--- Information given ---

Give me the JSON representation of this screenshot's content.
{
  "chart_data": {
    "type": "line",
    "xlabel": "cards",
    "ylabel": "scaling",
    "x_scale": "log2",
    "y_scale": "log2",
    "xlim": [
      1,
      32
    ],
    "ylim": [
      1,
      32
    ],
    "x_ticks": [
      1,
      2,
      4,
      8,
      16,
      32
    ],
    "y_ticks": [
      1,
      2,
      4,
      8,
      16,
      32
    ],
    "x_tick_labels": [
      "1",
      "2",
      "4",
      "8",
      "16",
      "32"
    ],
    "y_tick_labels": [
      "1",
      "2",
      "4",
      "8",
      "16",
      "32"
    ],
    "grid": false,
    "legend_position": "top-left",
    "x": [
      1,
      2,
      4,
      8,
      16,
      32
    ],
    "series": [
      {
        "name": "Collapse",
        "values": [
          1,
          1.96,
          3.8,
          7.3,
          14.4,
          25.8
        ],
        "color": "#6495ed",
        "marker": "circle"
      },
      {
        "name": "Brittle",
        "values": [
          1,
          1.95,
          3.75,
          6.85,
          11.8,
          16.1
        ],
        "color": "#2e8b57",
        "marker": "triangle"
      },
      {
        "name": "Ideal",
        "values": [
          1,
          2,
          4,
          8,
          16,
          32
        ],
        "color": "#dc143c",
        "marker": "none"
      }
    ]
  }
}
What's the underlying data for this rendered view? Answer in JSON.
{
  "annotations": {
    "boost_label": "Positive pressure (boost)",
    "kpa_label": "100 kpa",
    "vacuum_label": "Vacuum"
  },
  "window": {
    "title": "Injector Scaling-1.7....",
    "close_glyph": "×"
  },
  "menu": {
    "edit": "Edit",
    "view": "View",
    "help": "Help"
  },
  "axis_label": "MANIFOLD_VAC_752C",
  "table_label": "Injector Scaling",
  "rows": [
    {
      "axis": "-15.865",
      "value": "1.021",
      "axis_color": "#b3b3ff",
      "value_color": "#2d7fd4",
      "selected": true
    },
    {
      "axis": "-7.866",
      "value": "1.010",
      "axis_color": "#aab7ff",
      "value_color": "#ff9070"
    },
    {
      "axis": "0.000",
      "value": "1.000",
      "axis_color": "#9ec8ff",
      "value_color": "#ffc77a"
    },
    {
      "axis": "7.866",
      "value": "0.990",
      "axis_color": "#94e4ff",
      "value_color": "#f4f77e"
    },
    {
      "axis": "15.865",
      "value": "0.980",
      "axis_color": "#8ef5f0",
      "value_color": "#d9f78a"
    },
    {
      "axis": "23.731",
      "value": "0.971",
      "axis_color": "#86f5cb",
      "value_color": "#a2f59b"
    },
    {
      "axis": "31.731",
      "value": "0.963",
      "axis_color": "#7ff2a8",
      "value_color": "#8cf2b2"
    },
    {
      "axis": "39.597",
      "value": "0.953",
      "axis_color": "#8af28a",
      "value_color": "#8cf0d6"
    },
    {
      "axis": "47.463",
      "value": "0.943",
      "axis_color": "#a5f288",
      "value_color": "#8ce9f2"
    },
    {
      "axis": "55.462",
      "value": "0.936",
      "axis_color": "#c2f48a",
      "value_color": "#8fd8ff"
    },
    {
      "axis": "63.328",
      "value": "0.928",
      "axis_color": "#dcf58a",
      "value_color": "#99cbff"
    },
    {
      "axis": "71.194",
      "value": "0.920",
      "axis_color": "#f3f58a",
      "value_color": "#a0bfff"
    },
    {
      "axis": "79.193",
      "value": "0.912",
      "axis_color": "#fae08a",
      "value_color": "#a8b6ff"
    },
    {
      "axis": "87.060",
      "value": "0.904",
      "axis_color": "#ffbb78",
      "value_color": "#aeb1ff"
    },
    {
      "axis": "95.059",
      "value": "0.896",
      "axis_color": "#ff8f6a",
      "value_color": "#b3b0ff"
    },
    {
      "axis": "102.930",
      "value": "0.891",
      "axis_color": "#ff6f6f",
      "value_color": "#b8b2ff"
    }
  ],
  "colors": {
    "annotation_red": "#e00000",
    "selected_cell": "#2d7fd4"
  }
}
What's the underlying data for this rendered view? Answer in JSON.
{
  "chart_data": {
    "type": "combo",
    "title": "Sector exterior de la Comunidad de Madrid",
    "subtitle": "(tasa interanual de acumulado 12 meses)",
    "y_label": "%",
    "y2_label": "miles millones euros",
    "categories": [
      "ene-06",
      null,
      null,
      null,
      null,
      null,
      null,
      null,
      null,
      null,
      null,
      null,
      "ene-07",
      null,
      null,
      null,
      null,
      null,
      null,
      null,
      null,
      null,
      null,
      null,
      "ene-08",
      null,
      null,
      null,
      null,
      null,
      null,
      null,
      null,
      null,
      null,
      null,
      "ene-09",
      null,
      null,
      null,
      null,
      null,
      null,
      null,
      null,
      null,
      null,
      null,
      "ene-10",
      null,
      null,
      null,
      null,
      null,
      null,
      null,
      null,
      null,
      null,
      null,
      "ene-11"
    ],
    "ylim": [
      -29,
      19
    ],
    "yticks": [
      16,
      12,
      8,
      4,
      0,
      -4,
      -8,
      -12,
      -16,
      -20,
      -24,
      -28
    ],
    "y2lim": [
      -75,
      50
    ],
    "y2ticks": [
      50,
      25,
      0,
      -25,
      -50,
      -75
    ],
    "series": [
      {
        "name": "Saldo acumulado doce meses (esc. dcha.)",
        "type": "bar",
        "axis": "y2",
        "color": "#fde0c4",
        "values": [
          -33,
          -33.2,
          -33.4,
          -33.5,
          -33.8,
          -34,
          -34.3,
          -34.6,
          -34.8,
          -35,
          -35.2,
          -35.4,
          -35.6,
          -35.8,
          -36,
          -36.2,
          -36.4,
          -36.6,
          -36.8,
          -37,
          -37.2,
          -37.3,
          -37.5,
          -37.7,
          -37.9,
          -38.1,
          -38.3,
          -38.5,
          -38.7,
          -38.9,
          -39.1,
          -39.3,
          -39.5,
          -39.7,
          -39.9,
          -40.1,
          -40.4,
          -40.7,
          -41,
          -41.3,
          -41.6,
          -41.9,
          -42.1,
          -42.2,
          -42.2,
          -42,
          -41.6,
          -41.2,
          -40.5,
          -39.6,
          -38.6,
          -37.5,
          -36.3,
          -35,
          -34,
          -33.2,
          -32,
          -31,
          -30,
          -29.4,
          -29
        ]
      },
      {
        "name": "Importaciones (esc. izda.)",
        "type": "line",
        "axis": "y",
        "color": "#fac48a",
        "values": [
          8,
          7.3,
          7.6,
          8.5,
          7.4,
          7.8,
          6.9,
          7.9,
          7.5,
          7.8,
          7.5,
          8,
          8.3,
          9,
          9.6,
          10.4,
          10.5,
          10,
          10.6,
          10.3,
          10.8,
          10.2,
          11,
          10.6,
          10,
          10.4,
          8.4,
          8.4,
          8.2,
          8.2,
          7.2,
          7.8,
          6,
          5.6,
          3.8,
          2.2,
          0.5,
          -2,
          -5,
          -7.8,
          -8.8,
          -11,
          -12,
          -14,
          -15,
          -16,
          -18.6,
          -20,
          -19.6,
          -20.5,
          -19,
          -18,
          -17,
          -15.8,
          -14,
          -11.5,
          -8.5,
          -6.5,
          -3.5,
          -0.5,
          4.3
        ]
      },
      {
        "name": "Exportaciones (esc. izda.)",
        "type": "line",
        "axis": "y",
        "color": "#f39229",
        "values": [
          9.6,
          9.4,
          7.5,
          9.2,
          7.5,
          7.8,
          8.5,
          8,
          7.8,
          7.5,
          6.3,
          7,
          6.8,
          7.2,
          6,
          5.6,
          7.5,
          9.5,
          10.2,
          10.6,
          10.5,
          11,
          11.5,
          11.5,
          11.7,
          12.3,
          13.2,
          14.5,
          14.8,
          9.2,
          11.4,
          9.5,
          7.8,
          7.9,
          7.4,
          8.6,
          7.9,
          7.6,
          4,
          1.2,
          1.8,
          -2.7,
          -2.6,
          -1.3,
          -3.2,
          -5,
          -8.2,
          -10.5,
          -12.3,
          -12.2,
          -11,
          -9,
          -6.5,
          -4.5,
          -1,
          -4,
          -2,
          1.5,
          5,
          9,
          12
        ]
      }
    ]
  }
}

---

Which lines contain the word "meses"? Copy each one.

### Answer in full
    "subtitle": "(tasa interanual de acumulado 12 meses)",
        "name": "Saldo acumulado doce meses (esc. dcha.)",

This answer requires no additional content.